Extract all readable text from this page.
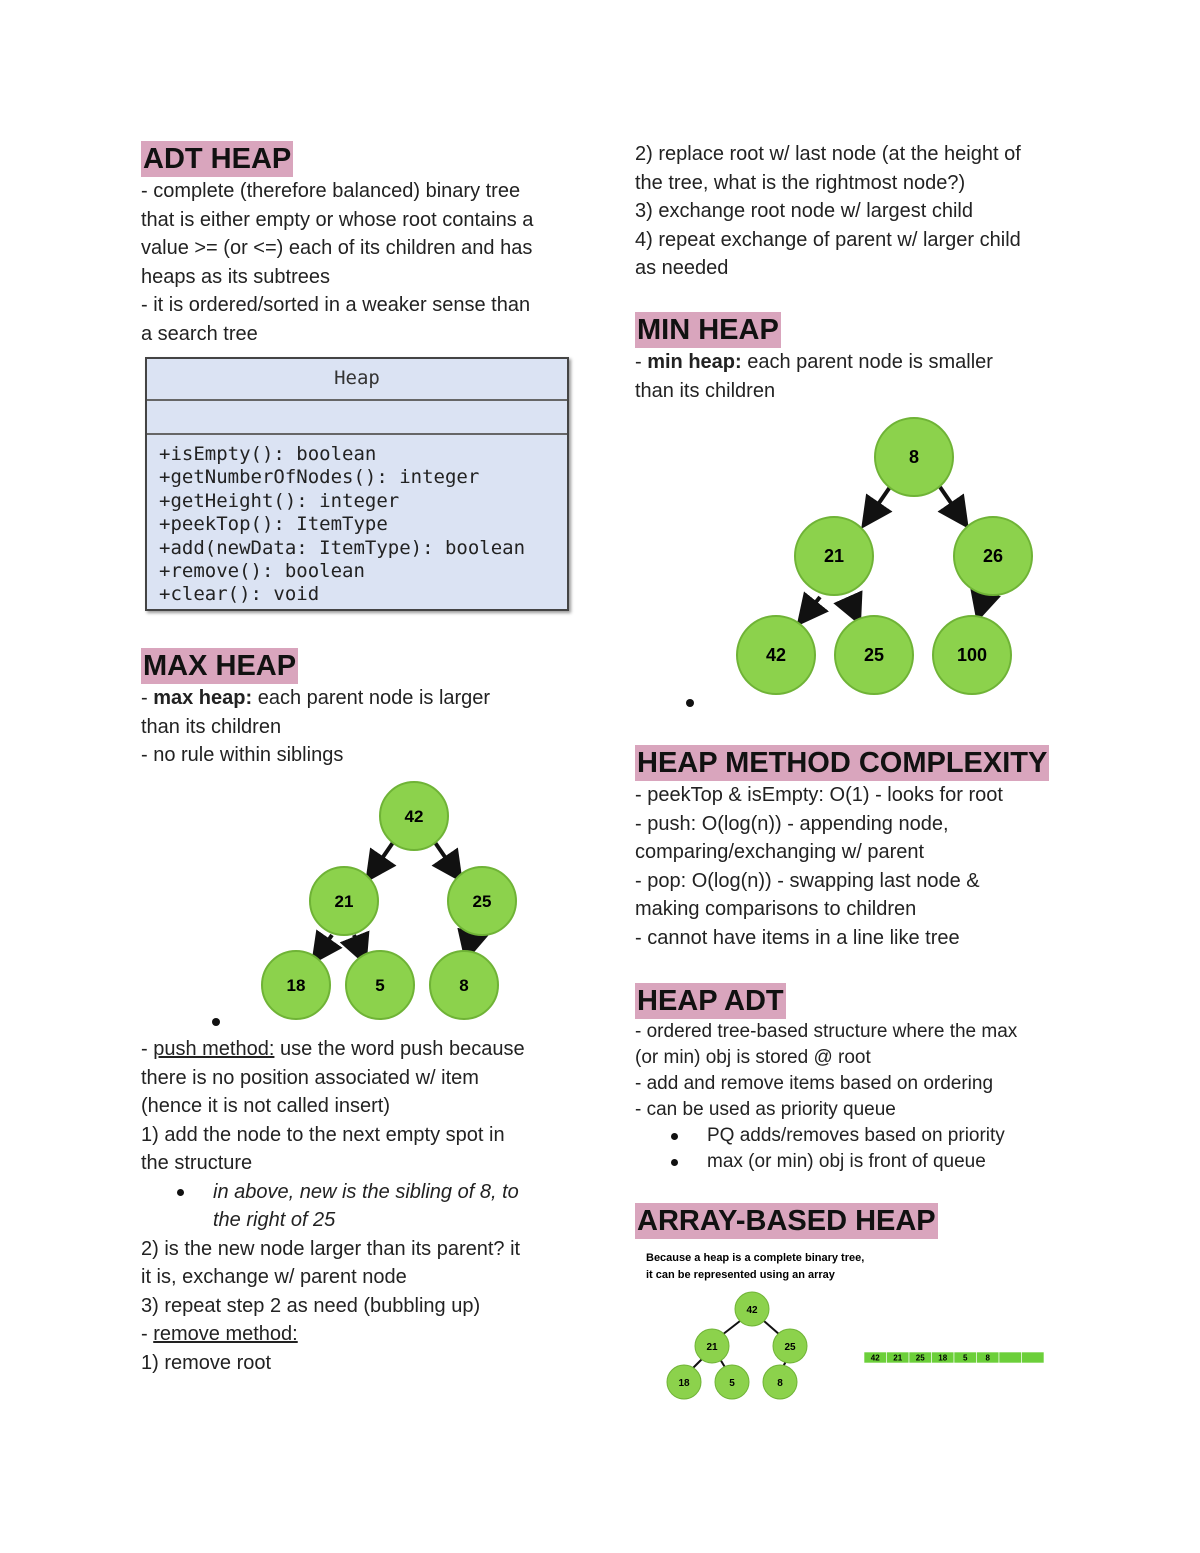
ADT HEAP

- complete (therefore balanced) binary tree

that is either empty or whose root contains a

value >= (or <=) each of its children and has

heaps as its subtrees

- it is ordered/sorted in a weaker sense than

a search tree

Heap
+isEmpty(): boolean
+getNumberOfNodes(): integer
+getHeight(): integer
+peekTop(): ItemType
+add(newData: ItemType): boolean
+remove(): boolean
+clear(): void
MAX HEAP

- max heap: each parent node is larger

than its children

- no rule within siblings

42
21	25
18	5	8

- push method: use the word push because

there is no position associated w/ item

(hence it is not called insert)

1) add the node to the next empty spot in

the structure

in above, new is the sibling of 8, to
the right of 25

2) is the new node larger than its parent? it

it is, exchange w/ parent node

3) repeat step 2 as need (bubbling up)

- remove method:

1) remove root

2) replace root w/ last node (at the height of

the tree, what is the rightmost node?)

3) exchange root node w/ largest child

4) repeat exchange of parent w/ larger child

as needed

MIN HEAP

- min heap: each parent node is smaller

than its children

8
21	26
42	25	100
HEAP METHOD COMPLEXITY

- peekTop & isEmpty: O(1) - looks for root

- push: O(log(n)) - appending node,

comparing/exchanging w/ parent

- pop: O(log(n)) - swapping last node &

making comparisons to children

- cannot have items in a line like tree

HEAP ADT

- ordered tree-based structure where the max

(or min) obj is stored @ root

- add and remove items based on ordering

- can be used as priority queue

PQ adds/removes based on priority
max (or min) obj is front of queue
ARRAY-BASED HEAP
Because a heap is a complete binary tree,
it can be represented using an array
42
21	25
18	5	8
42 21 25 18 5 8
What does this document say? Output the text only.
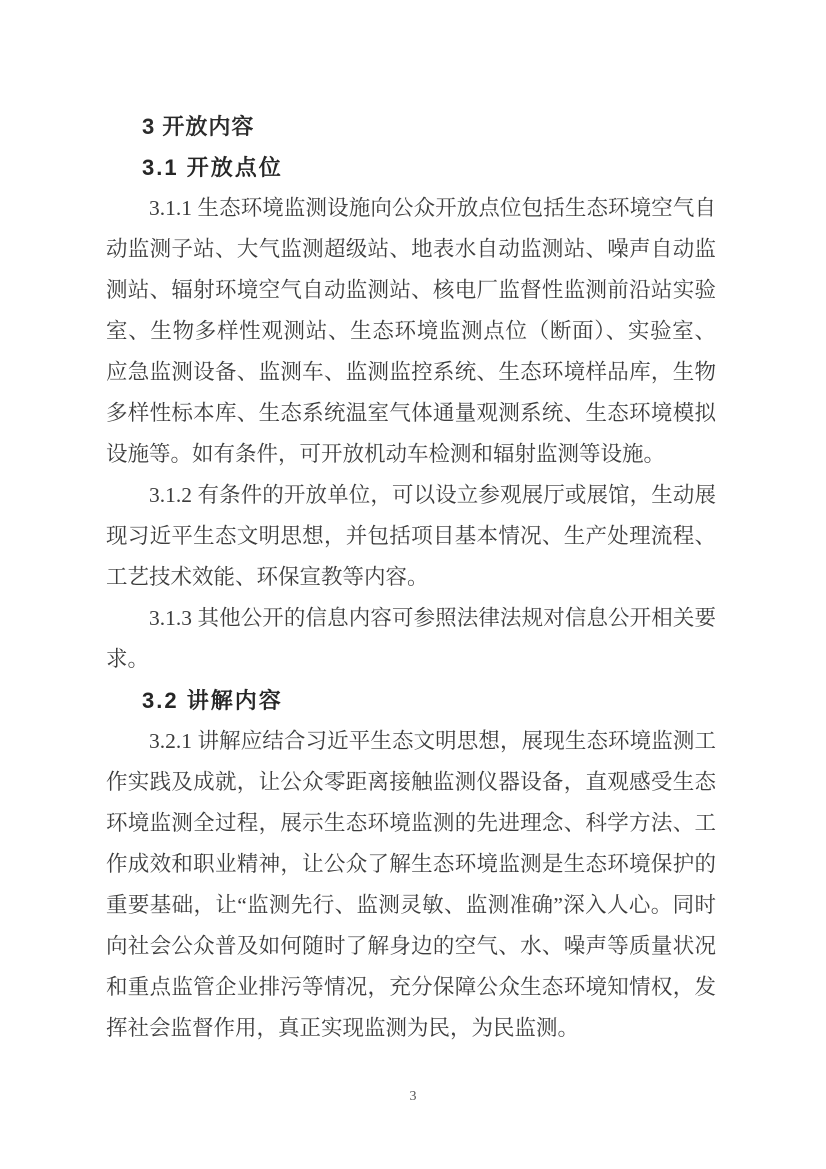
3 开放内容
3.1 开放点位

3.1.1 生态环境监测设施向公众开放点位包括生态环境空气自动监测子站、大气监测超级站、地表水自动监测站、噪声自动监测站、辐射环境空气自动监测站、核电厂监督性监测前沿站实验室、生物多样性观测站、生态环境监测点位（断面）、实验室、应急监测设备、监测车、监测监控系统、生态环境样品库，生物多样性标本库、生态系统温室气体通量观测系统、生态环境模拟设施等。如有条件，可开放机动车检测和辐射监测等设施。

3.1.2 有条件的开放单位，可以设立参观展厅或展馆，生动展现习近平生态文明思想，并包括项目基本情况、生产处理流程、工艺技术效能、环保宣教等内容。

3.1.3 其他公开的信息内容可参照法律法规对信息公开相关要求。

3.2 讲解内容

3.2.1 讲解应结合习近平生态文明思想，展现生态环境监测工作实践及成就，让公众零距离接触监测仪器设备，直观感受生态环境监测全过程，展示生态环境监测的先进理念、科学方法、工作成效和职业精神，让公众了解生态环境监测是生态环境保护的重要基础，让“监测先行、监测灵敏、监测准确”深入人心。同时向社会公众普及如何随时了解身边的空气、水、噪声等质量状况和重点监管企业排污等情况，充分保障公众生态环境知情权，发挥社会监督作用，真正实现监测为民，为民监测。

3
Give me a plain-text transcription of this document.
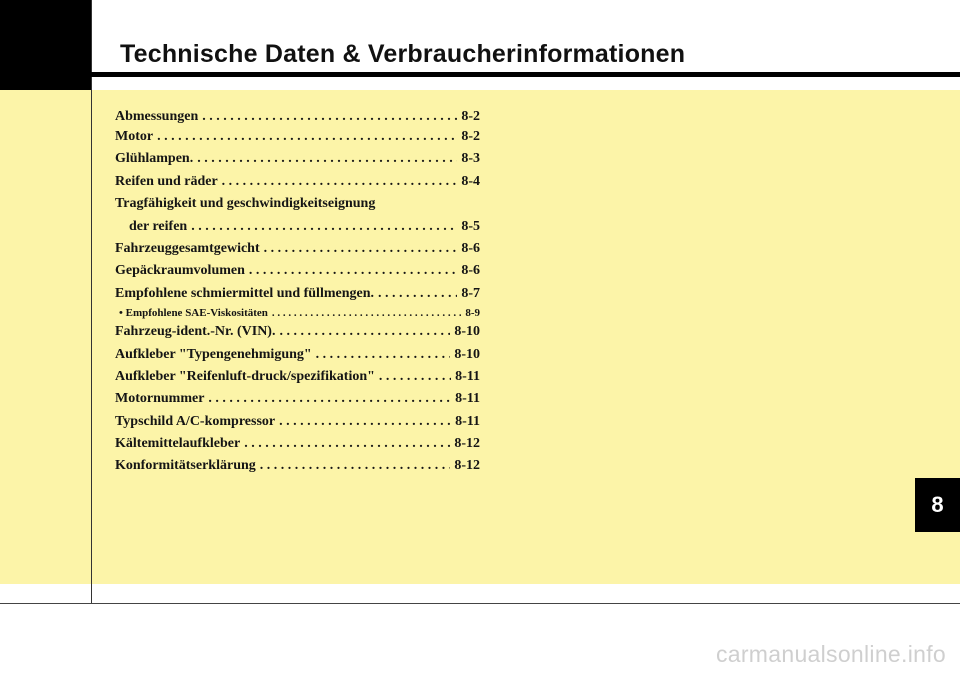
Technische Daten & Verbraucherinformationen
Abmessungen . . .	8-2
Motor . . .	8-2
Glühlampen. . . .	8-3
Reifen und räder . . .	8-4
Tragfähigkeit und geschwindigkeitseignung
der reifen . . .	8-5
Fahrzeuggesamtgewicht . . .	8-6
Gepäckraumvolumen . . .	8-6
Empfohlene schmiermittel und füllmengen. . . .	8-7
• Empfohlene SAE-Viskositäten . . .	8-9
Fahrzeug-ident.-Nr. (VIN). . . .	8-10
Aufkleber "Typengenehmigung" . . .	8-10
Aufkleber "Reifenluft-druck/spezifikation" . . .	8-11
Motornummer . . .	8-11
Typschild A/C-kompressor . . .	8-11
Kältemittelaufkleber . . .	8-12
Konformitätserklärung . . .	8-12
8
carmanualsonline.info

## YOUR INSTRUCTIONS
Write out every line of the preceding listing that contains "ItemType".

## SOLUTION
+peekTop(): ItemType
+add(newData: ItemType): boolean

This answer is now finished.